- [TASK INSTRUCTIONS] Reproduce all of the data exactly.

- [DATASET ENTRIES]
+++++
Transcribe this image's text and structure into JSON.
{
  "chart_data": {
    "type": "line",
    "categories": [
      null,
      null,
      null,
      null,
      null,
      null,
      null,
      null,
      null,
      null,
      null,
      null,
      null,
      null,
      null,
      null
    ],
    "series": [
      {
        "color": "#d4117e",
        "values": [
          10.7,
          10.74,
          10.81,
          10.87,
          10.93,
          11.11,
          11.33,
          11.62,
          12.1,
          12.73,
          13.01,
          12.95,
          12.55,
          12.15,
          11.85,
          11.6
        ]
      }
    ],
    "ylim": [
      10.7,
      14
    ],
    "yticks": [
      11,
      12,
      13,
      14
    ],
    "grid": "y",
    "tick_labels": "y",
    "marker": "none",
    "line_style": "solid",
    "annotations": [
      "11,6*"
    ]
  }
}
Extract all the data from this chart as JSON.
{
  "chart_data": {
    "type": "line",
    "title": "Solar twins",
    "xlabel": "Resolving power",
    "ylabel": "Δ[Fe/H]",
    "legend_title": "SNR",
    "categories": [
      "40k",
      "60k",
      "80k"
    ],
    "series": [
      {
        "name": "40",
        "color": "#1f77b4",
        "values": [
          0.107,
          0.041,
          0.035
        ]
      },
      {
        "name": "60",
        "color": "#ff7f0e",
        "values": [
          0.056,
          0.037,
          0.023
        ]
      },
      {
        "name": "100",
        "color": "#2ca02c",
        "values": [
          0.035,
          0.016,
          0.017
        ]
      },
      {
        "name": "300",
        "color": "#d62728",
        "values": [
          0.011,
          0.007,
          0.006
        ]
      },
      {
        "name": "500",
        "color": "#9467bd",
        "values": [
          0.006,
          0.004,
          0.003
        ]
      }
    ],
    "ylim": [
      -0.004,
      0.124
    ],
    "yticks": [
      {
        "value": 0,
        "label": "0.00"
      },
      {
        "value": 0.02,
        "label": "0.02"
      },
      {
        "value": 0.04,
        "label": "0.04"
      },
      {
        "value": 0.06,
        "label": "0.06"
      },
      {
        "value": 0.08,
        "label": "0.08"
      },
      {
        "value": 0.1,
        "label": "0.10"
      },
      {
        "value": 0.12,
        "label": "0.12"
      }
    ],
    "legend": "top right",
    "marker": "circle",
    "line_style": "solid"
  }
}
+++++
- [RESULT OF THE EXERCISE]
Transcribe this image's text and structure into JSON.
{
  "chart_data": {
    "type": "line",
    "categories": [
      null,
      null,
      null,
      null,
      null,
      null,
      null,
      null,
      null,
      null,
      null,
      null,
      null,
      null,
      null,
      null
    ],
    "series": [
      {
        "color": "#d4117e",
        "values": [
          10.7,
          10.74,
          10.81,
          10.87,
          10.93,
          11.11,
          11.33,
          11.62,
          12.1,
          12.73,
          13.01,
          12.95,
          12.55,
          12.15,
          11.85,
          11.6
        ]
      }
    ],
    "ylim": [
      10.7,
      14
    ],
    "yticks": [
      11,
      12,
      13,
      14
    ],
    "grid": "y",
    "tick_labels": "y",
    "marker": "none",
    "line_style": "solid",
    "annotations": [
      "11,6*"
    ]
  }
}
Extract all the data from this chart as JSON.
{
  "chart_data": {
    "type": "line",
    "title": "Solar twins",
    "xlabel": "Resolving power",
    "ylabel": "Δ[Fe/H]",
    "legend_title": "SNR",
    "categories": [
      "40k",
      "60k",
      "80k"
    ],
    "series": [
      {
        "name": "40",
        "color": "#1f77b4",
        "values": [
          0.107,
          0.041,
          0.035
        ]
      },
      {
        "name": "60",
        "color": "#ff7f0e",
        "values": [
          0.056,
          0.037,
          0.023
        ]
      },
      {
        "name": "100",
        "color": "#2ca02c",
        "values": [
          0.035,
          0.016,
          0.017
        ]
      },
      {
        "name": "300",
        "color": "#d62728",
        "values": [
          0.011,
          0.007,
          0.006
        ]
      },
      {
        "name": "500",
        "color": "#9467bd",
        "values": [
          0.006,
          0.004,
          0.003
        ]
      }
    ],
    "ylim": [
      -0.004,
      0.124
    ],
    "yticks": [
      {
        "value": 0,
        "label": "0.00"
      },
      {
        "value": 0.02,
        "label": "0.02"
      },
      {
        "value": 0.04,
        "label": "0.04"
      },
      {
        "value": 0.06,
        "label": "0.06"
      },
      {
        "value": 0.08,
        "label": "0.08"
      },
      {
        "value": 0.1,
        "label": "0.10"
      },
      {
        "value": 0.12,
        "label": "0.12"
      }
    ],
    "legend": "top right",
    "marker": "circle",
    "line_style": "solid"
  }
}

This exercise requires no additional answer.